EXERCISE INSTRUCTIONS: Using the data below, copy every line that contains the word "subtitle".

SUPPLIED MATERIAL:
%%

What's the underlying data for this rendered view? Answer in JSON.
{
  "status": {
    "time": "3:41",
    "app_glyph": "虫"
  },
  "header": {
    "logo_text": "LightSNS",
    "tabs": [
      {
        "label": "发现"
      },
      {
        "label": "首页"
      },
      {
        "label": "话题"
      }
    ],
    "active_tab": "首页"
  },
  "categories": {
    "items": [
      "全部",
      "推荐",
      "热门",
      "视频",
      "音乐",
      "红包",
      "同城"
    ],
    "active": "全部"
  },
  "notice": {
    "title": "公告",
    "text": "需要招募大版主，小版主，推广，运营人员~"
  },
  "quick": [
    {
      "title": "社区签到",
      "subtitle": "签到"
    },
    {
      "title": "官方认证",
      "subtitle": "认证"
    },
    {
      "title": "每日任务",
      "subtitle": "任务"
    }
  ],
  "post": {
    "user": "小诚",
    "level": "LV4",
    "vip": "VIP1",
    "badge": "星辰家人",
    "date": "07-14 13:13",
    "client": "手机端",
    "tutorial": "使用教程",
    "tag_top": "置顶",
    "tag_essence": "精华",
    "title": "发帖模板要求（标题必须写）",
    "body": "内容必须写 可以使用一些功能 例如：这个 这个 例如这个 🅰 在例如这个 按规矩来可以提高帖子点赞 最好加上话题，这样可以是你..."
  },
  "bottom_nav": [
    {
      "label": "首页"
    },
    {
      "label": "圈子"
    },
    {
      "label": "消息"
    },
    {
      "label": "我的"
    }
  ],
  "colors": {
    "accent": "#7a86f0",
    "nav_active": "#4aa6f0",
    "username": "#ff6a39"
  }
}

%%

CORRECT OUTPUT:
      "subtitle": "签到"
      "subtitle": "认证"
      "subtitle": "任务"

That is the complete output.